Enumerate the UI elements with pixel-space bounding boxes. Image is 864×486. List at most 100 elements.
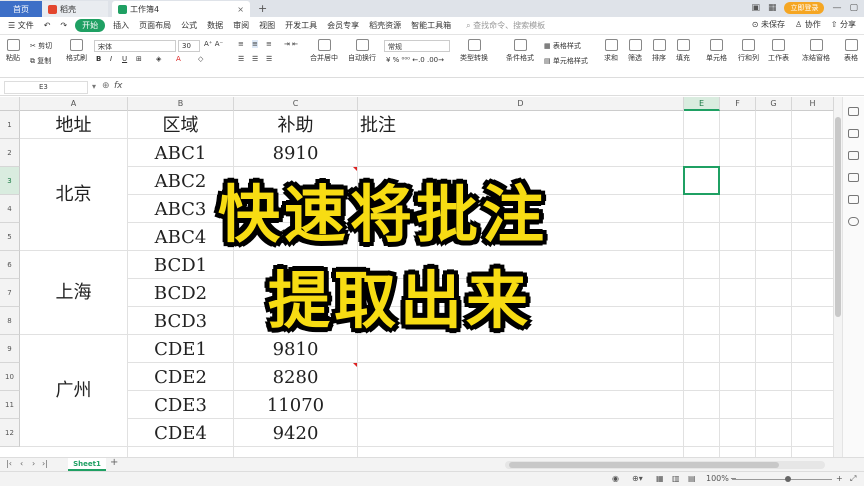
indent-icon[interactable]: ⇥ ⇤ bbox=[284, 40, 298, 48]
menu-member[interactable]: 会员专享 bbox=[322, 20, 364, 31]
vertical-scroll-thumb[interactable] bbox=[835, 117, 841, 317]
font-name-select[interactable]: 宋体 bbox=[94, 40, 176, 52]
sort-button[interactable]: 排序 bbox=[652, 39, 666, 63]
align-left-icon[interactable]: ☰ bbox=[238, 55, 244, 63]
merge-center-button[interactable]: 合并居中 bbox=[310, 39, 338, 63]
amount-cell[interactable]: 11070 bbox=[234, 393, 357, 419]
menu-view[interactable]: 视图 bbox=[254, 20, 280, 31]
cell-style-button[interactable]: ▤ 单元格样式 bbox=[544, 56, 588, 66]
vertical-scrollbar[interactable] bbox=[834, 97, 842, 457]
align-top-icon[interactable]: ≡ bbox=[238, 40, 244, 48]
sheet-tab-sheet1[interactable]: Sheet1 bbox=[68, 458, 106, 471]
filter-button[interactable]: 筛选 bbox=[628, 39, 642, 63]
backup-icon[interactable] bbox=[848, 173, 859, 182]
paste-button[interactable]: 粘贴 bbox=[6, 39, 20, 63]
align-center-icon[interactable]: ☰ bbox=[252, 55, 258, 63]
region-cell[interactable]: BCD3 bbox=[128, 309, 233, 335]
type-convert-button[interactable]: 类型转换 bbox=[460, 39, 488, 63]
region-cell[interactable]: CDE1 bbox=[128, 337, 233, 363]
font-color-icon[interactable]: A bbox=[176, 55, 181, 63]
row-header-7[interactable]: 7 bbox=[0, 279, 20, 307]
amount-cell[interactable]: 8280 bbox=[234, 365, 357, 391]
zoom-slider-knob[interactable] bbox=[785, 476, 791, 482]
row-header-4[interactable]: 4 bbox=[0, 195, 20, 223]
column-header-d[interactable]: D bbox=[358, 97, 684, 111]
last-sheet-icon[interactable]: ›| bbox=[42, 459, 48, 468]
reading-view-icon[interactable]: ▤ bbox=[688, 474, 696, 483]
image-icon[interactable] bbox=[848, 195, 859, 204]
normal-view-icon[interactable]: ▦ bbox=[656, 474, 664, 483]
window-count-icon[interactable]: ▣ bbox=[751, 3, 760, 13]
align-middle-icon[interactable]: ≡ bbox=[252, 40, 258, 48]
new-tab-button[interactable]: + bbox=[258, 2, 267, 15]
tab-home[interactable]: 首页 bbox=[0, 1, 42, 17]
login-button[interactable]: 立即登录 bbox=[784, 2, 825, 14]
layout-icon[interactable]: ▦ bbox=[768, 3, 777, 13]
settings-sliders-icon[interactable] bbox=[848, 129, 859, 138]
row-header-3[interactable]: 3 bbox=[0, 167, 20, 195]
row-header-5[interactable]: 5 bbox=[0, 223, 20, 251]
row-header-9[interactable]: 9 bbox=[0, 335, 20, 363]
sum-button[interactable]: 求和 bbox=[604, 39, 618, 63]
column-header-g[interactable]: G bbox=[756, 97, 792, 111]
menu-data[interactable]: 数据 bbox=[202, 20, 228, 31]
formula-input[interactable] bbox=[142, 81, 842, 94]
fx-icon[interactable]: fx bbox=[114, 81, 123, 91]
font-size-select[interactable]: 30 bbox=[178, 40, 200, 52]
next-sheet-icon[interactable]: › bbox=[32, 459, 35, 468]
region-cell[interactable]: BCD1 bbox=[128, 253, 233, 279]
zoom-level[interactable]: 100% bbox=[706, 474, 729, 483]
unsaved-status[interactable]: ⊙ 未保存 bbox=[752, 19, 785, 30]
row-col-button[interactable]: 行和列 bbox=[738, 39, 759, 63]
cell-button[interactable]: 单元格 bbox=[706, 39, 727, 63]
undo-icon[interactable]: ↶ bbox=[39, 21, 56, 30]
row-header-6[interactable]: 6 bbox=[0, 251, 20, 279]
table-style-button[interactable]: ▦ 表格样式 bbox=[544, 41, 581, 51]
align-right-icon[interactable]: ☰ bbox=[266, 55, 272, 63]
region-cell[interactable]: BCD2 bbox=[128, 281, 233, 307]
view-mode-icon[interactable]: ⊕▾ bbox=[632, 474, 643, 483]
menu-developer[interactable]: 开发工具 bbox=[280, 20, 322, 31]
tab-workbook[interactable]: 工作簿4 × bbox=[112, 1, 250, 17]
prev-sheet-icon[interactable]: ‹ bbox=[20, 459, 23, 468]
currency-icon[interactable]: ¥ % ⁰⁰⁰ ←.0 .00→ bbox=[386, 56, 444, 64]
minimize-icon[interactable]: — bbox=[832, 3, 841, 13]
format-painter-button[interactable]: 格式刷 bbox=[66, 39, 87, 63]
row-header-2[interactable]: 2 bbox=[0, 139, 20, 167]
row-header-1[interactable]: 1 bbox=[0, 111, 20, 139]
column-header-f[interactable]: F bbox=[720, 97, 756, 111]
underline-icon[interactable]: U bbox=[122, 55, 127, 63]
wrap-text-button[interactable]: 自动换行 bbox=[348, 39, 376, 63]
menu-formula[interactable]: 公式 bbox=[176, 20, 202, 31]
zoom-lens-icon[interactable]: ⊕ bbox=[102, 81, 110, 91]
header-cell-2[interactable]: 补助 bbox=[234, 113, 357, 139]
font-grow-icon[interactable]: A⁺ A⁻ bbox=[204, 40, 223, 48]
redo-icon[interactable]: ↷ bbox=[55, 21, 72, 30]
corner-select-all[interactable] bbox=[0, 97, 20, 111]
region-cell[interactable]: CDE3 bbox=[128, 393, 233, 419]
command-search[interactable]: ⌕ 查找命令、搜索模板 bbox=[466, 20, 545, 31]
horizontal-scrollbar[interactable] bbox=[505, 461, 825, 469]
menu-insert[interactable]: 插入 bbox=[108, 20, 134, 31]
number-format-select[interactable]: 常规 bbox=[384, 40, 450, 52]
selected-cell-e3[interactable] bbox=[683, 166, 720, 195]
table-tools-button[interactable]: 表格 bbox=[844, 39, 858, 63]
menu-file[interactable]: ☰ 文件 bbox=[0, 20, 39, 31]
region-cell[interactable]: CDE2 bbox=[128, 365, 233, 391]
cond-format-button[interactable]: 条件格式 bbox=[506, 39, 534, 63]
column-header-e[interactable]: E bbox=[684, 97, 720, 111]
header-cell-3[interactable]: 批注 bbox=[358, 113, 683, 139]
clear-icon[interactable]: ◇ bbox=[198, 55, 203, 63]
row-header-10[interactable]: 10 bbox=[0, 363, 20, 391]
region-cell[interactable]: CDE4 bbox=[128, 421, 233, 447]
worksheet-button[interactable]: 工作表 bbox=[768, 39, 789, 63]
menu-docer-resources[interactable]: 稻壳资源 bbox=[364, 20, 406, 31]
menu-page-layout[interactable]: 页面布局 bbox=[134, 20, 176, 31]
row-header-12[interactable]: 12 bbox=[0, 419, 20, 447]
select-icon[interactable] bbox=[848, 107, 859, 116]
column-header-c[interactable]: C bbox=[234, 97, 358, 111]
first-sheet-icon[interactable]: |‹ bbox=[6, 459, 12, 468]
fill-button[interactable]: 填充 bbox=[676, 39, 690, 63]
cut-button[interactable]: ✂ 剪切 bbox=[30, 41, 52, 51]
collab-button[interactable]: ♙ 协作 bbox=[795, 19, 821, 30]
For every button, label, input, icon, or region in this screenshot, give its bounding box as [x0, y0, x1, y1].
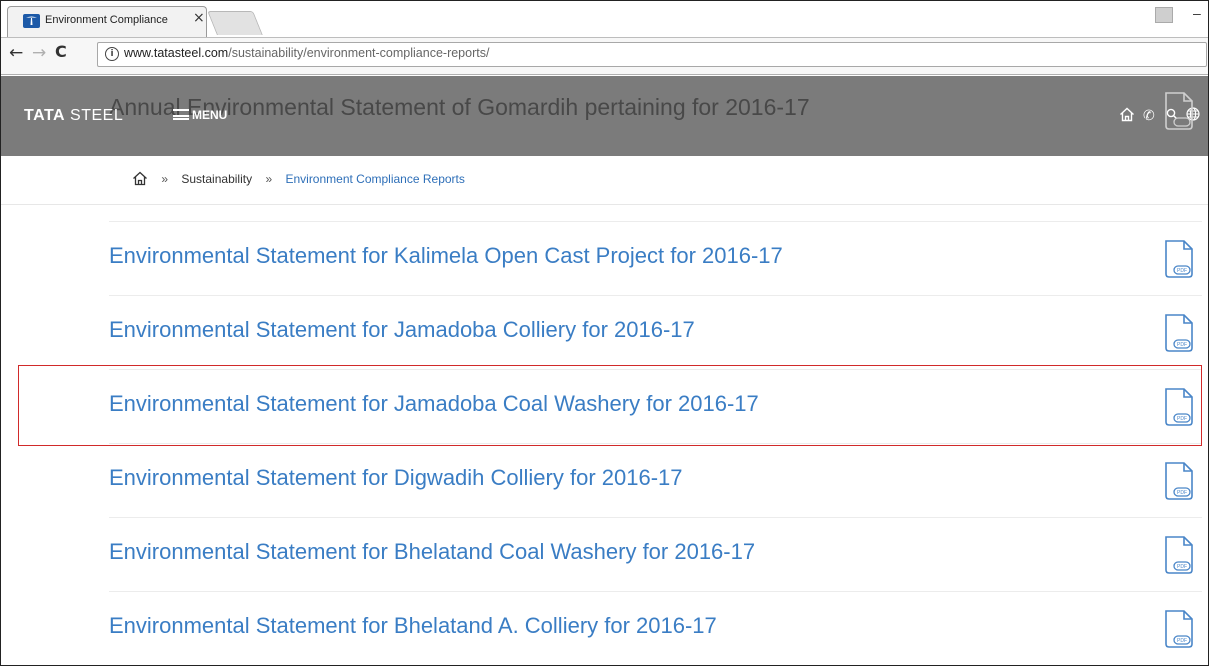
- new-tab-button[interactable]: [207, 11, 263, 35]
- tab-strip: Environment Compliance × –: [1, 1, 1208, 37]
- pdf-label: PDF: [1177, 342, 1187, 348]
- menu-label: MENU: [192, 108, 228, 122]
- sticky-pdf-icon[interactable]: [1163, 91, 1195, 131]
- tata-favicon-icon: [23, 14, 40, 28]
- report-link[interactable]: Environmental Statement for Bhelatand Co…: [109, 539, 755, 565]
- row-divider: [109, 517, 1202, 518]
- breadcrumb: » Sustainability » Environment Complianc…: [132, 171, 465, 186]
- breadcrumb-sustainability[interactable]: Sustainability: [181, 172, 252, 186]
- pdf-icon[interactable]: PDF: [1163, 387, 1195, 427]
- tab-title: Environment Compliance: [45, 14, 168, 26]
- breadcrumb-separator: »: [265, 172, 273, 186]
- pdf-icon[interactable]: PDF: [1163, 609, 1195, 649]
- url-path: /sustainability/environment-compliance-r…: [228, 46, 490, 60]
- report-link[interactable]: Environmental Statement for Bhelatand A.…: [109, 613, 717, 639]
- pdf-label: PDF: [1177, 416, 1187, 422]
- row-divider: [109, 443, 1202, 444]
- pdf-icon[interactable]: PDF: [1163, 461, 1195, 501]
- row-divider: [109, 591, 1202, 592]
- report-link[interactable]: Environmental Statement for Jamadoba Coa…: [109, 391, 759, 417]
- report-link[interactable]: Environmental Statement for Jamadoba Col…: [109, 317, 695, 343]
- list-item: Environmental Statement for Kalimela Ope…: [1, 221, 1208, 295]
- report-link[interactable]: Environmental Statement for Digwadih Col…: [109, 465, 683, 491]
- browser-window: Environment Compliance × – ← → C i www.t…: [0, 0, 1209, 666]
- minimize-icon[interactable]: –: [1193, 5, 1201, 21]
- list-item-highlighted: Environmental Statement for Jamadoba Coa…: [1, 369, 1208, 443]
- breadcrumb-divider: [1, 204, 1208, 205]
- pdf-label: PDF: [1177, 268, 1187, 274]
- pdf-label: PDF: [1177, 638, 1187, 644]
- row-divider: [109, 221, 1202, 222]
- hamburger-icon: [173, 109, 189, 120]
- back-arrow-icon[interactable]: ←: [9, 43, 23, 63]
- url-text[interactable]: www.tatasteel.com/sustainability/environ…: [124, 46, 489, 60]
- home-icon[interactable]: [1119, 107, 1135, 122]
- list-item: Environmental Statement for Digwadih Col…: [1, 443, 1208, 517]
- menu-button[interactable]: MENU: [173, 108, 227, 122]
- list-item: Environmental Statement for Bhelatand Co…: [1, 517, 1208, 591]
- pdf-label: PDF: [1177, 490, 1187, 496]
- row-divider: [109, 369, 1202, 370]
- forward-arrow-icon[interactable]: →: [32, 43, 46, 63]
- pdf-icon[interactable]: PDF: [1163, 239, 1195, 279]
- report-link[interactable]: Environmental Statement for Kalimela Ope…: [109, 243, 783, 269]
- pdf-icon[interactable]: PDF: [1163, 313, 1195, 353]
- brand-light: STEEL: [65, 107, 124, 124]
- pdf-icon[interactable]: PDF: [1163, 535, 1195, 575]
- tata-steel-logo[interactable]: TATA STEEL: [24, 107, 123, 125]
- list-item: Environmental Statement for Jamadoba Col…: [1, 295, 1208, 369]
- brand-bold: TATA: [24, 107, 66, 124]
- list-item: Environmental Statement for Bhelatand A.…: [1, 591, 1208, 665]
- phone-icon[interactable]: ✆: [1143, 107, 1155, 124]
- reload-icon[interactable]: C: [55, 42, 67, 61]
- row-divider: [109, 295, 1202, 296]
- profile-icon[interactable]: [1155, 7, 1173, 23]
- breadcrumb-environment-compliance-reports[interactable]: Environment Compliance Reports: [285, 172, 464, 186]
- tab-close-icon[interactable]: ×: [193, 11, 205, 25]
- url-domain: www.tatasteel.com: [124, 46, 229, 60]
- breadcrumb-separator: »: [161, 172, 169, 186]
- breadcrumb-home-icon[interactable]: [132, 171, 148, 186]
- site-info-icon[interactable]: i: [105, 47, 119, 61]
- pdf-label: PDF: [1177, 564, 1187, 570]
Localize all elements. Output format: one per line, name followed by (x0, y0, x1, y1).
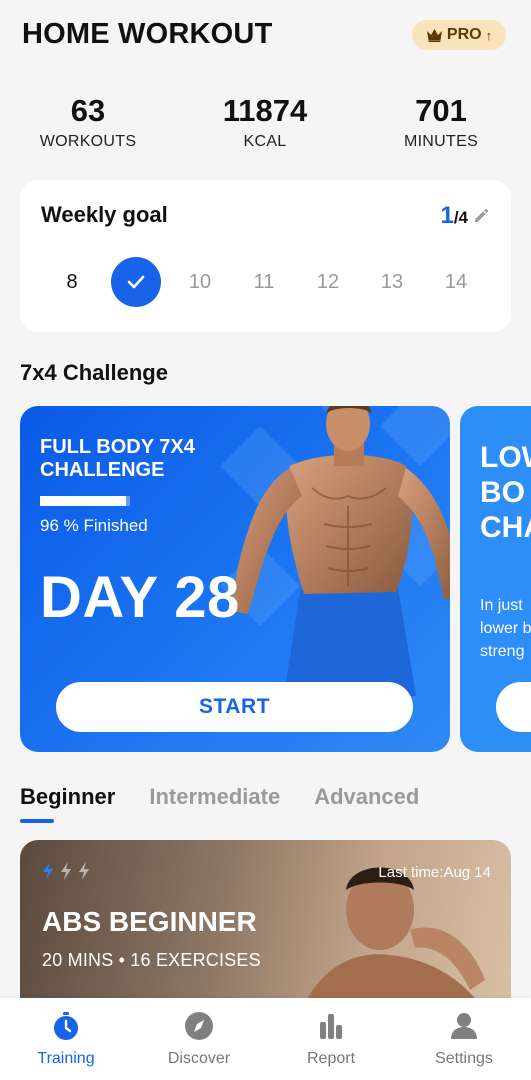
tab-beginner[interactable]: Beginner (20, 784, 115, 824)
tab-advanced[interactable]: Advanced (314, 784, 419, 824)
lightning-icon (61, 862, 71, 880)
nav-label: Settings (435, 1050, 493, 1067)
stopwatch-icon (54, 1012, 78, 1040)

Цель задания: Преобразуйте строки пунктов в таблицу Markdown со столбцами «Номер» и «Строка», начиная со строки с "tab-beginner[interactable]: Beginner (20, 784, 115, 824)" и продолжая до конца пунктов включительно. Пустые строки в таблицу не включайте.

Ответ на задание:
| Номер | Строка |
|---|---|
| 1 | tab-beginner[interactable]: Beginner (20, 784, 115, 824) |
| 2 | tab-advanced[interactable]: Advanced (314, 784, 419, 824) |
| 3 | lightning-icon (61, 862, 71, 880) |
| 4 | nav-label: Settings (435, 1050, 493, 1067) |
| 5 | stopwatch-icon (54, 1012, 78, 1040) |